> To be done
Find every line below that contains the word "JSON" and copy it out.

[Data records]

************

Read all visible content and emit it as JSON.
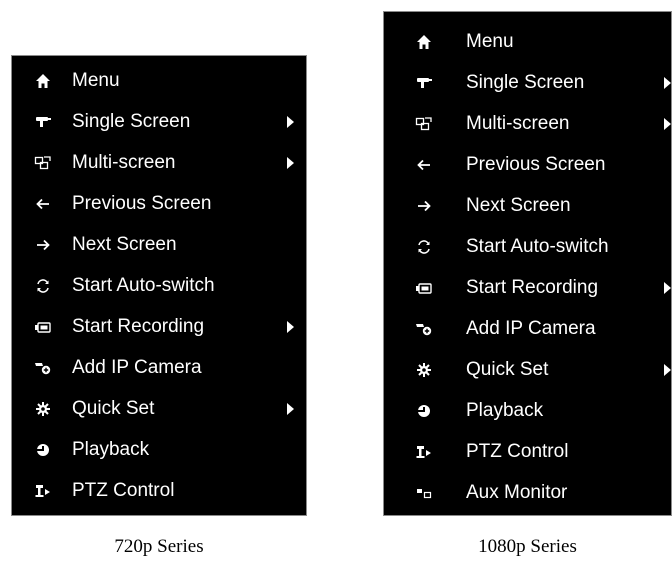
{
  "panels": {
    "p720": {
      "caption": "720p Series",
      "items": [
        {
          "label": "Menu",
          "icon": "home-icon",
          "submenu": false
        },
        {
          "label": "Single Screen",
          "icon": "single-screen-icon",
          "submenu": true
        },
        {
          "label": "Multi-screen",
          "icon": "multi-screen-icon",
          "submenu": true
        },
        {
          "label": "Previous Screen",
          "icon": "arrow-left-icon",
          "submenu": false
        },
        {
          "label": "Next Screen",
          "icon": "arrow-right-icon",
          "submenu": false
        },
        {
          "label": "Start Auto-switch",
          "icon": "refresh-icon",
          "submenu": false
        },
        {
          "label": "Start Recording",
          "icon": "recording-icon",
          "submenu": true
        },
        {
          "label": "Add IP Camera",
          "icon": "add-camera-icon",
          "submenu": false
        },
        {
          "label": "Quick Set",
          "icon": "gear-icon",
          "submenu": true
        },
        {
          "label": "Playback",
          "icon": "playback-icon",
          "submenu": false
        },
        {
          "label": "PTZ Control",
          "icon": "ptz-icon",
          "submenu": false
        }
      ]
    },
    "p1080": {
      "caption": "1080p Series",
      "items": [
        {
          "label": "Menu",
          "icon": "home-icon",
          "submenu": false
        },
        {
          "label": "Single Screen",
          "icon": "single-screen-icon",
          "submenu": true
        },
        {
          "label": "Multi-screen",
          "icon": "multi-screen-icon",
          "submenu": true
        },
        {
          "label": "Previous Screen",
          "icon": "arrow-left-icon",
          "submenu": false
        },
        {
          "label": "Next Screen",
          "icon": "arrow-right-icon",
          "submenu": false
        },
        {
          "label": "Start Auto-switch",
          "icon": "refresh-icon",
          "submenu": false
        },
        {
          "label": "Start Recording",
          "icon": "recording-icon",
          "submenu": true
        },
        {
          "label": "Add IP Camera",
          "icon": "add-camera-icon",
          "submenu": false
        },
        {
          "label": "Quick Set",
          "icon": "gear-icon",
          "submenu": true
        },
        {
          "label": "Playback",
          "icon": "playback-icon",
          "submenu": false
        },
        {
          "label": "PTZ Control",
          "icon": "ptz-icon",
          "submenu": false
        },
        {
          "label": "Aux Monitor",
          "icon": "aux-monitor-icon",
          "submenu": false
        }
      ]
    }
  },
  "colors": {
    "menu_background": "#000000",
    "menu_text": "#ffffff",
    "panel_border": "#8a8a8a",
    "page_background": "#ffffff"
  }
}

************

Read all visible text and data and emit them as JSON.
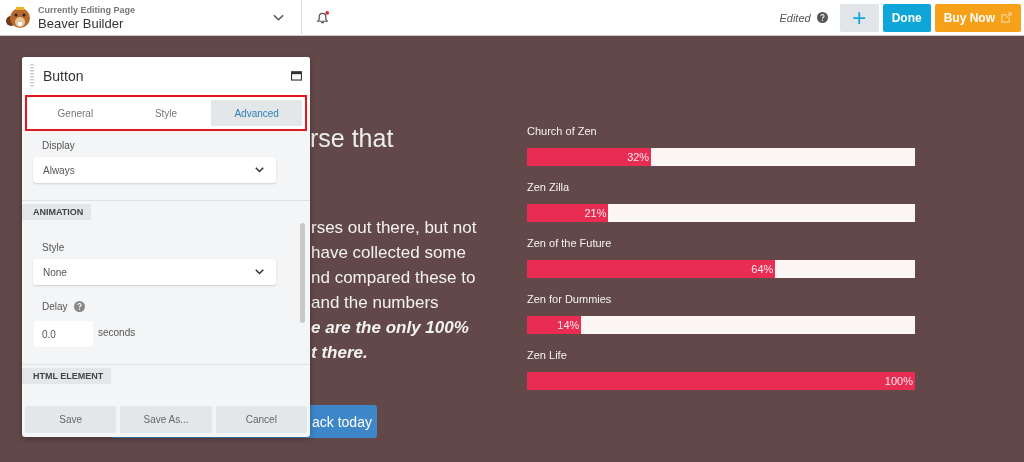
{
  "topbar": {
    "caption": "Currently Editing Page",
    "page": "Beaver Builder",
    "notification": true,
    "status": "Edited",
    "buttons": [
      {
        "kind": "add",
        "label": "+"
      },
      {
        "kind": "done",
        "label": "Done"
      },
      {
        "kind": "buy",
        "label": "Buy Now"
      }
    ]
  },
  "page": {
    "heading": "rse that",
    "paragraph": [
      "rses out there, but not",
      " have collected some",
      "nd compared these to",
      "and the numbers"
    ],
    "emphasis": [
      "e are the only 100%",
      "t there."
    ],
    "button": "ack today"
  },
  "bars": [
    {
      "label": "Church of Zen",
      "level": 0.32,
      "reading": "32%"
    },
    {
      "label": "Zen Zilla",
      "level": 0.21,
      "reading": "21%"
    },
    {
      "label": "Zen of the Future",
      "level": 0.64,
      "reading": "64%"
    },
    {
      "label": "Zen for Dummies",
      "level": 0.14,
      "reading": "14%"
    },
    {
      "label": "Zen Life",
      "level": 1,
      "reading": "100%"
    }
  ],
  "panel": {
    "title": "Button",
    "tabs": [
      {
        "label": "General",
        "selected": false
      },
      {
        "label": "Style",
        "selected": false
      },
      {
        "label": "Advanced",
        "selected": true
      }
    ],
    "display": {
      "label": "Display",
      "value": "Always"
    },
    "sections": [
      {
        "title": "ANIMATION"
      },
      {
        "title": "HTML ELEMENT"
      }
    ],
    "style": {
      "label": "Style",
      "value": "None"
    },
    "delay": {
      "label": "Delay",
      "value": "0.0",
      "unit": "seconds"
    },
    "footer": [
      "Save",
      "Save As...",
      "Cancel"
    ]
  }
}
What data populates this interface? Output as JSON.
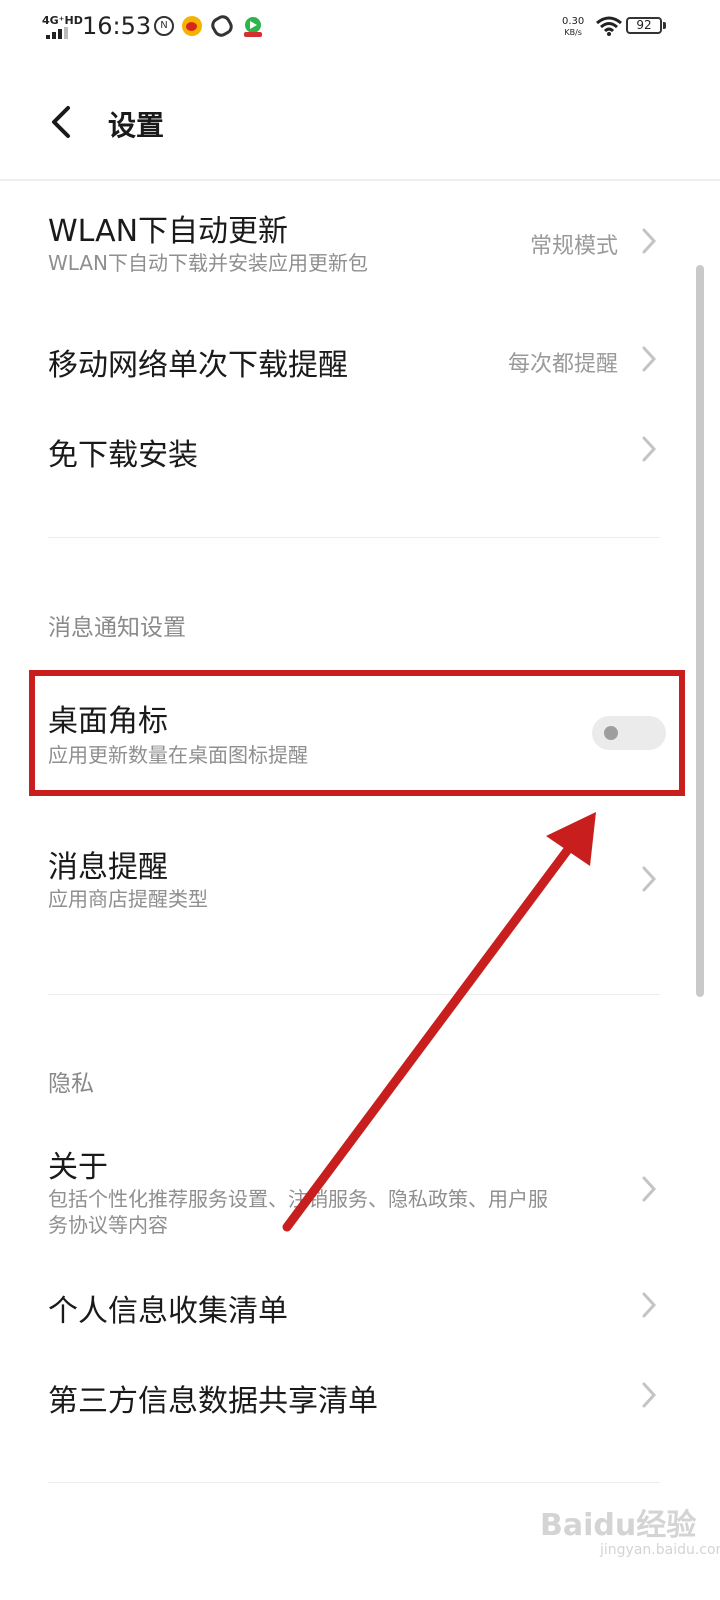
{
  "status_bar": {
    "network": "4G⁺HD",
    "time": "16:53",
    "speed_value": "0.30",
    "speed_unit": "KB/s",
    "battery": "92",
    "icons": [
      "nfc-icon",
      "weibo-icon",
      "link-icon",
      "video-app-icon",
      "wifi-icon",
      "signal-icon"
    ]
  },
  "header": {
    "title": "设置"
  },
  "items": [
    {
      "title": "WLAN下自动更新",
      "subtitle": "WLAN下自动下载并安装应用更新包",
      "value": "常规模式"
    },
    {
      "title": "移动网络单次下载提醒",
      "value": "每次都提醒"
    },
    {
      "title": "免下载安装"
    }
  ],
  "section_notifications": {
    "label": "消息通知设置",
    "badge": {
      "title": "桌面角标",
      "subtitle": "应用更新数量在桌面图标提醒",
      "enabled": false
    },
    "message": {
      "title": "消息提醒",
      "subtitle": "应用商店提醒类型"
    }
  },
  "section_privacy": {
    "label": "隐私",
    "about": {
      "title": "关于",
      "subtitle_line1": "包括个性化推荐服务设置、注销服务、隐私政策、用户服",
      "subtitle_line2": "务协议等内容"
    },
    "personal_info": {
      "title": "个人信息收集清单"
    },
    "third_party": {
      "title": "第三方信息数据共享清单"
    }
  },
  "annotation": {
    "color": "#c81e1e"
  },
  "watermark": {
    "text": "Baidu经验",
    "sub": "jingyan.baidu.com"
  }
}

************

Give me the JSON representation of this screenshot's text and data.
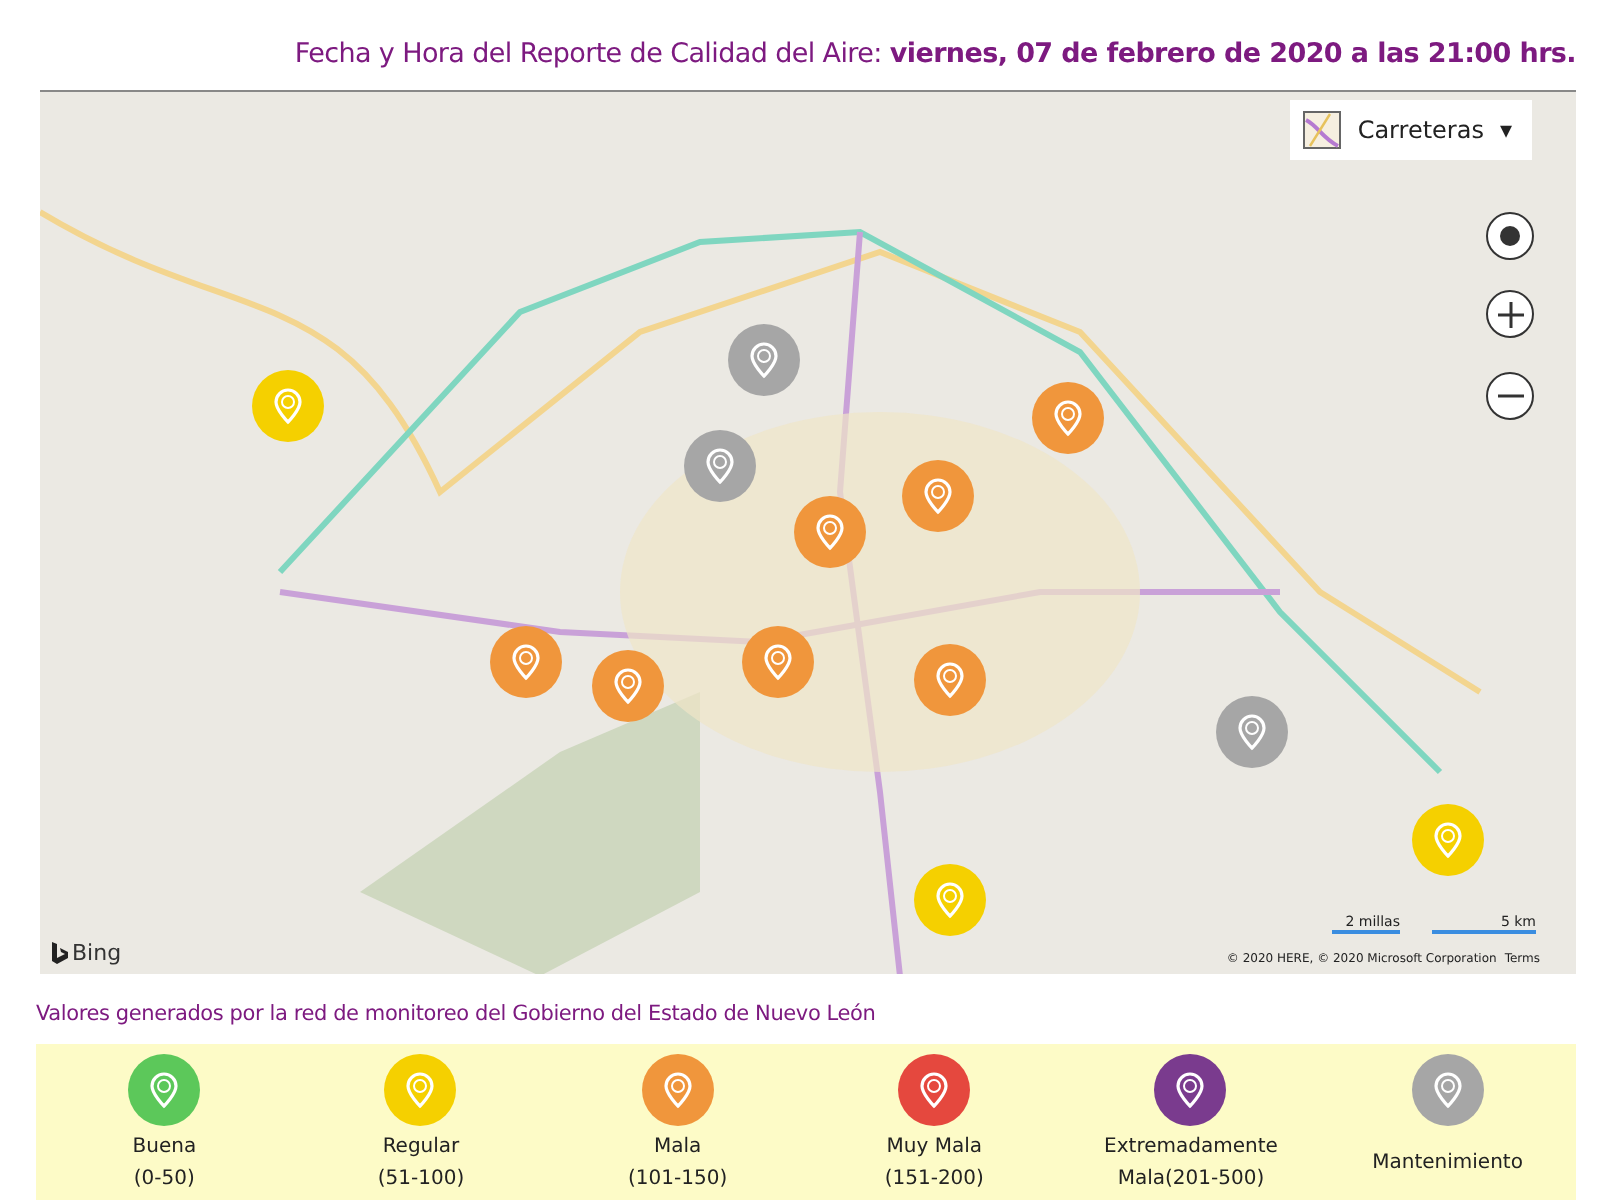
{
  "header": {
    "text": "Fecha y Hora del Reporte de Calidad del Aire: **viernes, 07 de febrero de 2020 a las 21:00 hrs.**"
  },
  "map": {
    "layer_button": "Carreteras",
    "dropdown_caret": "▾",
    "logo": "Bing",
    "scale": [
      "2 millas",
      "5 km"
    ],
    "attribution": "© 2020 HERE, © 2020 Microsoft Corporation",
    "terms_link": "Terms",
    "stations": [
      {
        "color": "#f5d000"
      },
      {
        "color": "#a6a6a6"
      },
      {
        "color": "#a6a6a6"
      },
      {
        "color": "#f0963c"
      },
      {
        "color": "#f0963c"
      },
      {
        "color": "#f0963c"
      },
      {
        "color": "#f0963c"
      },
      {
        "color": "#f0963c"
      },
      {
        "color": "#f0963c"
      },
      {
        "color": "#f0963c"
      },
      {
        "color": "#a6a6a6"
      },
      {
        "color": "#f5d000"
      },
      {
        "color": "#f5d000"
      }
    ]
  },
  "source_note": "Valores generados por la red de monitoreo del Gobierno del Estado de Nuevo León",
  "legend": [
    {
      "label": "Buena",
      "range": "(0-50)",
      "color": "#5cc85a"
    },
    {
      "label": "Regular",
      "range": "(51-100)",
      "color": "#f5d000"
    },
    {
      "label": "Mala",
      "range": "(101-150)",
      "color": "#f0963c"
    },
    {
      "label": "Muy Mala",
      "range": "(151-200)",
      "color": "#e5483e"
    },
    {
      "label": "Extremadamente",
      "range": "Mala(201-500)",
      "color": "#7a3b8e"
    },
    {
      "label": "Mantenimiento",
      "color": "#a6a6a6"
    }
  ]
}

************

> Reply to the exercise
Read all visible content and emit it as JSON.
Read all visible text and data and emit them as JSON.
What data populates this interface? Output as JSON.
Give me the JSON representation of this screenshot's text and data.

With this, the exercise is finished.